INPUT MATERIAL —
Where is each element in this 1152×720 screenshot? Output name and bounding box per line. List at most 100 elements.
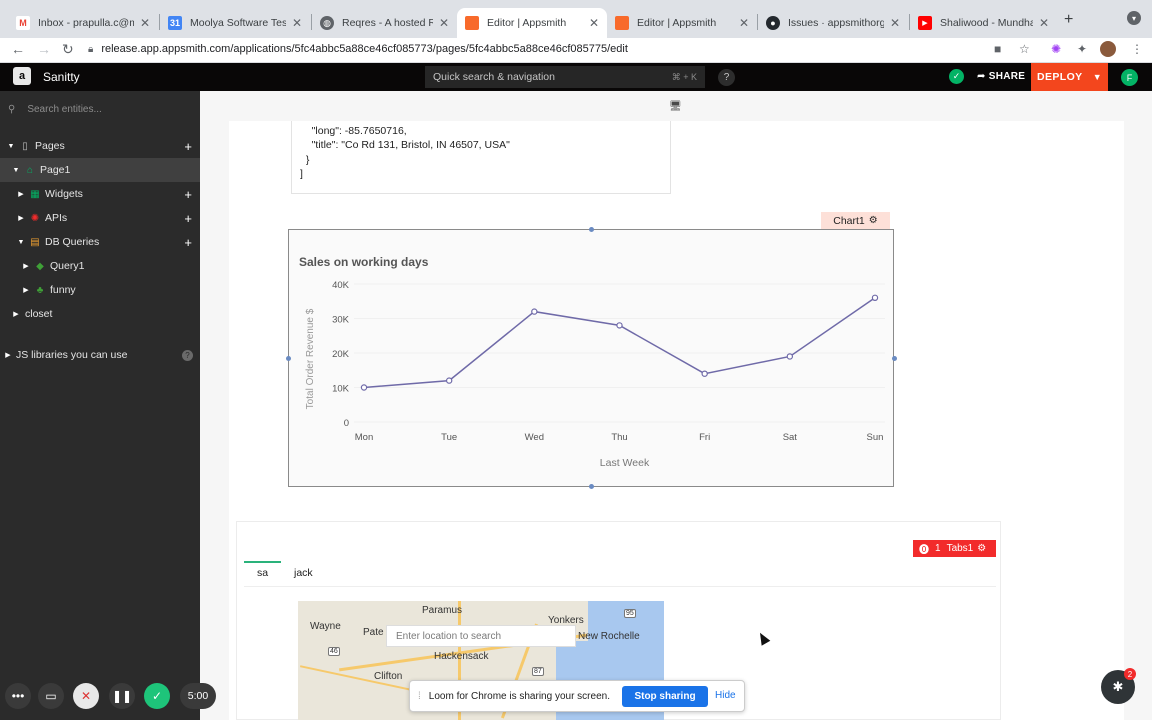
loom-extension-icon[interactable]: ✺ (1051, 42, 1061, 56)
menu-dots-icon[interactable]: ⋮ (1131, 42, 1143, 56)
sidebar-item-query1[interactable]: ▶ ◆ Query1 (0, 254, 200, 278)
sidebar-item-apis[interactable]: ▶ ✺ APIs + (0, 206, 200, 230)
add-widget-icon[interactable]: + (184, 187, 192, 202)
chevron-down-icon[interactable]: ▼ (1093, 72, 1102, 82)
sidebar-item-pages[interactable]: ▼ ▯ Pages + (0, 134, 200, 158)
x-tick-label: Tue (441, 432, 457, 443)
cancel-recording-icon[interactable]: ✕ (73, 683, 99, 709)
y-tick-label: 40K (332, 280, 350, 291)
deploy-button[interactable]: DEPLOY ▼ (1031, 63, 1108, 91)
reload-icon[interactable]: ↻ (62, 41, 74, 58)
chevron-right-icon[interactable]: ▶ (11, 310, 21, 318)
close-icon[interactable]: ✕ (140, 16, 150, 30)
gear-icon[interactable]: ⚙ (869, 215, 878, 226)
add-page-icon[interactable]: + (184, 139, 192, 154)
drag-handle-icon[interactable]: ⁞ (418, 691, 421, 702)
back-icon[interactable]: ← (11, 41, 25, 57)
appsmith-logo[interactable]: a (13, 67, 31, 85)
close-icon[interactable]: ✕ (589, 16, 599, 30)
pause-icon[interactable]: ❚❚ (109, 683, 135, 709)
close-icon[interactable]: ✕ (739, 16, 749, 30)
tab-title: Editor | Appsmith (487, 17, 567, 29)
sidebar-item-js-libraries[interactable]: ▶ JS libraries you can use ? (0, 343, 200, 367)
sidebar-item-page1[interactable]: ▼ ⌂ Page1 (0, 158, 200, 182)
recording-timer: 5:00 (180, 683, 216, 709)
bookmark-star-icon[interactable]: ☆ (1019, 42, 1030, 56)
deploy-label: DEPLOY (1037, 71, 1083, 83)
tab-sa[interactable]: sa (244, 561, 281, 579)
browser-tab-calendar[interactable]: 31 Moolya Software Testi ✕ (160, 8, 310, 38)
new-tab-icon[interactable]: + (1064, 11, 1073, 29)
json-text-widget[interactable]: "long": -85.7650716, "title": "Co Rd 131… (291, 121, 671, 194)
share-label: SHARE (988, 71, 1026, 82)
resize-handle[interactable] (589, 484, 594, 489)
chevron-right-icon[interactable]: ▶ (16, 190, 26, 198)
stop-sharing-button[interactable]: Stop sharing (622, 686, 708, 707)
chevron-down-icon[interactable]: ▼ (11, 167, 21, 174)
tab-jack[interactable]: jack (294, 567, 313, 579)
browser-tab-gmail[interactable]: M Inbox - prapulla.c@m ✕ (8, 8, 158, 38)
help-icon[interactable]: ? (182, 349, 193, 361)
extensions-icon[interactable]: ✦ (1077, 42, 1087, 56)
map-location-search[interactable]: Enter location to search (386, 625, 576, 647)
finish-recording-icon[interactable]: ✓ (144, 683, 170, 709)
map-label: Wayne (310, 621, 341, 632)
github-icon: ● (766, 16, 780, 30)
close-icon[interactable]: ✕ (1039, 16, 1049, 30)
browser-tab-reqres[interactable]: ◍ Reqres - A hosted RE ✕ (312, 8, 457, 38)
entity-search[interactable]: ⚲ Search entities... (8, 104, 102, 115)
api-icon: ✺ (30, 212, 40, 224)
browser-tab-github[interactable]: ● Issues · appsmithorg/ ✕ (758, 8, 908, 38)
add-query-icon[interactable]: + (184, 235, 192, 250)
add-api-icon[interactable]: + (184, 211, 192, 226)
widgets-icon: ▦ (30, 188, 40, 200)
data-point (871, 294, 879, 302)
hide-button[interactable]: Hide (715, 690, 736, 701)
resize-handle[interactable] (589, 227, 594, 232)
browser-tab-strip: M Inbox - prapulla.c@m ✕ 31 Moolya Softw… (0, 0, 1152, 38)
close-icon[interactable]: ✕ (439, 16, 449, 30)
sidebar-item-widgets[interactable]: ▶ ▦ Widgets + (0, 182, 200, 206)
browser-tab-youtube[interactable]: ▶ Shaliwood - Mundha ✕ (910, 8, 1057, 38)
x-tick-label: Thu (611, 432, 627, 443)
help-icon[interactable]: ? (718, 69, 735, 86)
chevron-right-icon[interactable]: ▶ (3, 351, 13, 359)
tab-search-icon[interactable]: ▾ (1127, 11, 1141, 25)
widget-error-tag[interactable]: ⓿ 1 Tabs1 ⚙ (913, 540, 996, 557)
chevron-right-icon[interactable]: ▶ (16, 214, 26, 222)
gear-icon[interactable]: ⚙ (977, 543, 986, 554)
browser-tab-appsmith-active[interactable]: Editor | Appsmith ✕ (457, 8, 607, 38)
forward-icon[interactable]: → (37, 41, 51, 57)
chevron-down-icon[interactable]: ▼ (16, 239, 26, 246)
camera-icon[interactable]: ■ (994, 42, 1001, 56)
chart-widget[interactable]: Sales on working days 0 10K 20K 30K 40K Mon Tu… (288, 229, 894, 487)
share-button[interactable]: ➦ SHARE (977, 71, 1025, 82)
chevron-right-icon[interactable]: ▶ (21, 286, 31, 294)
data-point (531, 308, 538, 315)
browser-tab-appsmith[interactable]: Editor | Appsmith ✕ (607, 8, 757, 38)
close-icon[interactable]: ✕ (890, 16, 900, 30)
close-icon[interactable]: ✕ (292, 16, 302, 30)
desktop-icon[interactable]: 🖥︎ (669, 101, 682, 112)
chevron-down-icon[interactable]: ▼ (6, 143, 16, 150)
chevron-right-icon[interactable]: ▶ (21, 262, 31, 270)
loom-sharing-bar: ⁞ Loom for Chrome is sharing your screen… (409, 680, 745, 712)
resize-handle[interactable] (286, 356, 291, 361)
lock-icon: 🔒︎ (88, 43, 94, 55)
resize-handle[interactable] (892, 356, 897, 361)
sidebar-item-db-queries[interactable]: ▼ ▤ DB Queries + (0, 230, 200, 254)
sidebar-item-funny[interactable]: ▶ ♣ funny (0, 278, 200, 302)
sidebar-item-closet[interactable]: ▶ closet (0, 302, 200, 326)
profile-avatar[interactable] (1100, 41, 1116, 57)
quick-search-bar[interactable]: Quick search & navigation ⌘ + K (425, 66, 705, 88)
app-name[interactable]: Sanitty (43, 70, 80, 84)
sidebar-item-label: DB Queries (45, 236, 100, 248)
more-options-icon[interactable]: ••• (5, 683, 31, 709)
map-label: Hackensack (434, 651, 489, 662)
saved-check-icon: ✓ (949, 69, 964, 84)
address-bar[interactable]: 🔒︎ release.app.appsmith.com/applications… (88, 39, 1100, 59)
data-point (786, 353, 794, 360)
user-avatar[interactable]: F (1121, 69, 1138, 86)
camera-off-icon[interactable]: ▭ (38, 683, 64, 709)
widget-name-tag[interactable]: Chart1 ⚙ (821, 212, 890, 229)
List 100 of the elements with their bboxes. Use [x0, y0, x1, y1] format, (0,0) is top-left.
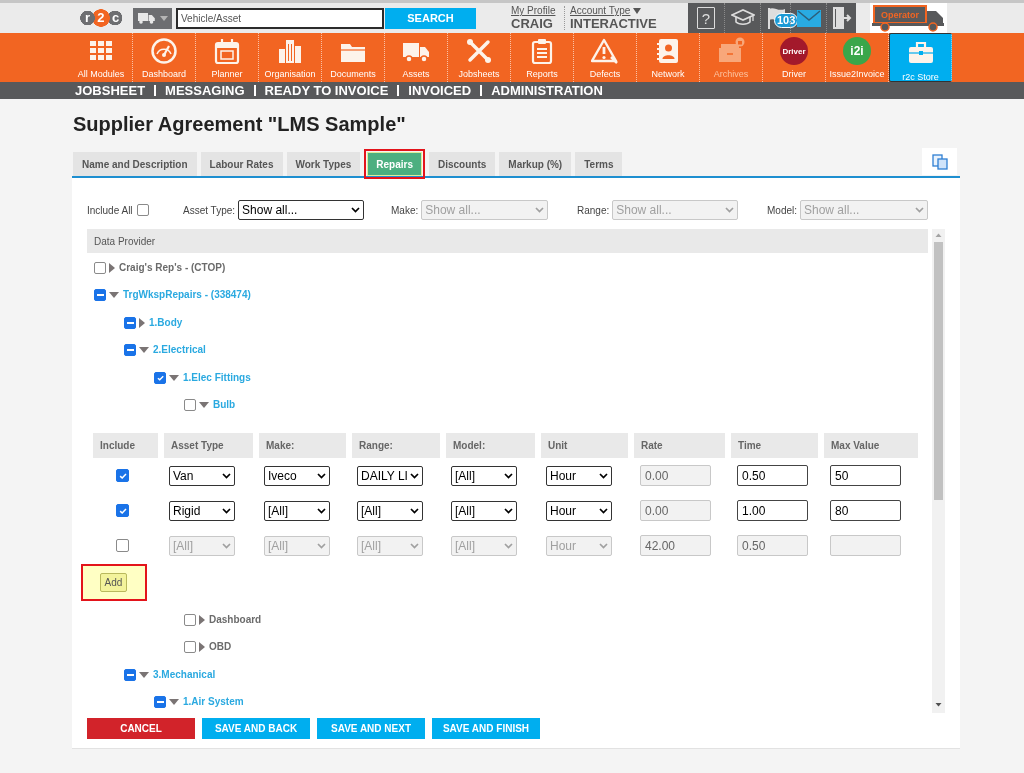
column-header: Range:: [352, 433, 440, 458]
caret-down-icon[interactable]: [169, 699, 179, 706]
tree-item[interactable]: OBD: [209, 641, 232, 654]
checkbox[interactable]: [116, 469, 129, 482]
dropdown[interactable]: Show all...: [238, 200, 365, 220]
chevron-down-icon: [317, 542, 326, 549]
dropdown[interactable]: [All]: [357, 500, 423, 521]
text-field[interactable]: 0.00: [640, 465, 711, 486]
text-field[interactable]: 50: [830, 465, 901, 486]
column-header: Asset Type: [164, 433, 253, 458]
checkbox[interactable]: [124, 344, 136, 357]
nav-link[interactable]: MESSAGING: [165, 83, 245, 98]
text-field[interactable]: 80: [830, 500, 901, 521]
tree-item[interactable]: Craig's Rep's - (CTOP): [119, 261, 226, 274]
tab[interactable]: Work Types: [286, 152, 361, 176]
envelope-icon[interactable]: [796, 9, 821, 27]
field-label: Make:: [391, 204, 419, 216]
tab[interactable]: Terms: [575, 152, 623, 176]
module-logo: Driver: [780, 37, 808, 65]
dropdown[interactable]: Iveco: [264, 465, 330, 486]
checkbox[interactable]: [94, 289, 106, 302]
chevron-down-icon: [504, 472, 513, 479]
chevron-down-icon: [222, 472, 231, 479]
tab[interactable]: Discounts: [428, 152, 496, 176]
caret-right-icon[interactable]: [109, 262, 115, 273]
truck-logo: Operator: [871, 4, 946, 32]
dropdown[interactable]: [All]: [264, 500, 330, 521]
help-button[interactable]: ?: [697, 7, 715, 29]
nav-link[interactable]: JOBSHEET: [75, 83, 146, 98]
copy-icon: [931, 153, 948, 170]
column-header: Rate: [634, 433, 725, 458]
cancel-button[interactable]: CANCEL: [87, 718, 195, 739]
caret-down-icon[interactable]: [109, 292, 119, 299]
nav-link[interactable]: ADMINISTRATION: [491, 83, 603, 98]
dropdown[interactable]: Rigid: [169, 500, 235, 521]
nav-link[interactable]: READY TO INVOICE: [264, 83, 389, 98]
search-field[interactable]: Vehicle/Asset: [176, 7, 384, 29]
chevron-down-icon: [222, 507, 231, 514]
dropdown[interactable]: [All]: [451, 465, 517, 486]
caret-right-icon[interactable]: [139, 317, 145, 328]
tree-item[interactable]: 1.Air System: [183, 696, 244, 709]
dropdown-button[interactable]: [133, 7, 172, 29]
checkmark-icon: [118, 507, 127, 514]
text-field[interactable]: 0.00: [640, 500, 711, 521]
user-name: CRAIG: [511, 17, 553, 31]
scrollbar[interactable]: [932, 229, 945, 713]
checkbox[interactable]: [154, 371, 166, 384]
checkbox[interactable]: [94, 261, 106, 274]
checkbox[interactable]: [124, 316, 136, 329]
minus-icon: [126, 349, 134, 352]
column-header: Data Provider: [87, 229, 928, 253]
tab[interactable]: Name and Description: [73, 152, 197, 176]
checkbox[interactable]: [184, 613, 196, 626]
caret-down-icon[interactable]: [199, 402, 209, 409]
tab[interactable]: Markup (%): [499, 152, 572, 176]
checkbox[interactable]: [136, 204, 149, 216]
checkbox[interactable]: [154, 696, 166, 709]
chevron-down-icon: [410, 507, 419, 514]
dropdown[interactable]: DAILY LI: [357, 465, 423, 486]
tree-item[interactable]: Dashboard: [209, 613, 262, 626]
profile-link[interactable]: My Profile: [511, 5, 556, 17]
caret-right-icon[interactable]: [199, 642, 205, 653]
chevron-down-icon: [915, 207, 924, 213]
field-label: Asset Type:: [183, 204, 236, 216]
field-label: Include All: [87, 204, 133, 216]
chevron-down-icon: [222, 542, 231, 549]
exit-door-icon[interactable]: [831, 6, 852, 30]
column-header: Max Value: [824, 433, 918, 458]
dropdown[interactable]: Hour: [546, 500, 612, 521]
checkbox[interactable]: [124, 668, 136, 681]
checkbox[interactable]: [184, 641, 196, 654]
caret-down-icon[interactable]: [139, 347, 149, 354]
caret-down-icon[interactable]: [169, 374, 179, 381]
column-header: Make:: [259, 433, 346, 458]
dropdown[interactable]: [All]: [451, 500, 517, 521]
column-header: Time: [731, 433, 818, 458]
dropdown[interactable]: Hour: [546, 465, 612, 486]
account-type-link[interactable]: Account Type: [570, 5, 642, 17]
column-header: Unit: [541, 433, 628, 458]
graduation-cap-icon[interactable]: [730, 9, 755, 27]
minus-icon: [126, 321, 134, 324]
add-button[interactable]: Add: [100, 573, 127, 592]
chevron-down-icon: [725, 207, 735, 213]
caret-down-icon: [159, 15, 168, 21]
account-type-value: INTERACTIVE: [570, 17, 657, 31]
minus-icon: [126, 673, 134, 676]
checkbox[interactable]: [184, 399, 196, 412]
caret-down-icon[interactable]: [139, 671, 149, 678]
text-field[interactable]: 0.50: [737, 465, 808, 486]
nav-link[interactable]: INVOICED: [408, 83, 472, 98]
text-field[interactable]: 1.00: [737, 500, 808, 521]
dropdown[interactable]: Van: [169, 465, 235, 486]
copy-button[interactable]: [922, 148, 957, 175]
chevron-down-icon: [410, 472, 419, 479]
checkbox[interactable]: [116, 504, 129, 517]
chevron-down-icon: [599, 507, 608, 514]
caret-right-icon[interactable]: [199, 614, 205, 625]
chevron-down-icon: [351, 207, 361, 213]
tab[interactable]: Labour Rates: [200, 152, 283, 176]
chevron-down-icon: [317, 472, 326, 479]
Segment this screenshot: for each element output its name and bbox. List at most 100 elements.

THE EXERCISE — Write out the lines verbatim, starting at the one containing "loom-extension-icon[interactable]: ✺ (1051, 42, 1061, 56)" and ending at the one containing "add-widget-icon[interactable]: + (184, 187, 192, 202)".

ANSWER TO THIS EXERCISE —
loom-extension-icon[interactable]: ✺ (1051, 42, 1061, 56)
menu-dots-icon[interactable]: ⋮ (1131, 42, 1143, 56)
sidebar-item-query1[interactable]: ▶ ◆ Query1 (0, 254, 200, 278)
sidebar-item-apis[interactable]: ▶ ✺ APIs + (0, 206, 200, 230)
add-widget-icon[interactable]: + (184, 187, 192, 202)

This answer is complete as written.